## begin SOURCE DATA

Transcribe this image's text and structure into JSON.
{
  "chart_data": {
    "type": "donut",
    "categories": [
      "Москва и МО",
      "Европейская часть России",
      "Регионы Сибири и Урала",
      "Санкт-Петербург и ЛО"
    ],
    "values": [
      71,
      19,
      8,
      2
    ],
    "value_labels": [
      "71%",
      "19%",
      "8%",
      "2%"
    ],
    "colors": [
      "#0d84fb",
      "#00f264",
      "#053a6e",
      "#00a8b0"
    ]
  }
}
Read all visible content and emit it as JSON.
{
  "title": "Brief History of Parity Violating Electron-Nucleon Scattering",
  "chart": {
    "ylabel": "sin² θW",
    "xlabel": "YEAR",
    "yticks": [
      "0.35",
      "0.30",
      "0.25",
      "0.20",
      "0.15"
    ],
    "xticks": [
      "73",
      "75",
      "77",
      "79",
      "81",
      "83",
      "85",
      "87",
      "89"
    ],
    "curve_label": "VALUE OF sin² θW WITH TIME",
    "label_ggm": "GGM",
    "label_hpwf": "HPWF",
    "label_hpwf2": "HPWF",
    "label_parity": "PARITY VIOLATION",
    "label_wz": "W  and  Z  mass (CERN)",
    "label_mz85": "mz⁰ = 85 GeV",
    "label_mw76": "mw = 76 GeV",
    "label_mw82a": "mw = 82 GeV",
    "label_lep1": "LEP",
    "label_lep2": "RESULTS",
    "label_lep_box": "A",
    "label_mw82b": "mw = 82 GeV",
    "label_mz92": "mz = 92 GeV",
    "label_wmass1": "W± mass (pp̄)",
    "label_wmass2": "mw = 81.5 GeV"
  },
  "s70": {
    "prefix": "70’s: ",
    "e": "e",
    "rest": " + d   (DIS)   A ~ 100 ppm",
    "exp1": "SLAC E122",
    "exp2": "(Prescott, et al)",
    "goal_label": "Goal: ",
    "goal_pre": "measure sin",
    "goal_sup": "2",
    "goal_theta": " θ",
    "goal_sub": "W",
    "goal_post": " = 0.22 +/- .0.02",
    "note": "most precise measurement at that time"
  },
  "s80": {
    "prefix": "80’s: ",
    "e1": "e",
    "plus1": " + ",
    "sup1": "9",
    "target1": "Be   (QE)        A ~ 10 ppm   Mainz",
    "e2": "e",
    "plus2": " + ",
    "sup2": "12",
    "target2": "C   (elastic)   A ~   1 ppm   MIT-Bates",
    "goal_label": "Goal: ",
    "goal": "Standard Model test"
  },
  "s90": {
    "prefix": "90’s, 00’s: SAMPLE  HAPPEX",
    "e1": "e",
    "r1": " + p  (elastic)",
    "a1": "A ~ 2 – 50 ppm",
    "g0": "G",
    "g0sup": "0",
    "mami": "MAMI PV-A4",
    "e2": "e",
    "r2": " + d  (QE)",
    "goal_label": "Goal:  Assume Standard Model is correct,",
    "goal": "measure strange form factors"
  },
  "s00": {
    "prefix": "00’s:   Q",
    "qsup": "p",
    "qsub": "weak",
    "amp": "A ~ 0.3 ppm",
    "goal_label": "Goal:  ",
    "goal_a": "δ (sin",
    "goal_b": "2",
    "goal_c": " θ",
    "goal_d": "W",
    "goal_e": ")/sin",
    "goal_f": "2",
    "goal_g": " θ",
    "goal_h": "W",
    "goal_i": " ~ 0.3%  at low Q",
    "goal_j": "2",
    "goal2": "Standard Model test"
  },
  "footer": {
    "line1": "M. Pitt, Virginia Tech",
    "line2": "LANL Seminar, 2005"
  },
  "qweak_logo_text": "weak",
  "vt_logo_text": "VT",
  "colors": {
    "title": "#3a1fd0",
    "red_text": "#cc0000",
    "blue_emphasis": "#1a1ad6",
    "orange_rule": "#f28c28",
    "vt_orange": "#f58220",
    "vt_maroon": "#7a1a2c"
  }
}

## end SOURCE DATA

In the records above, collect each line with "elastic".

    "target2": "C   (elastic)   A ~   1 ppm   MIT-Bates",
    "r1": " + p  (elastic)",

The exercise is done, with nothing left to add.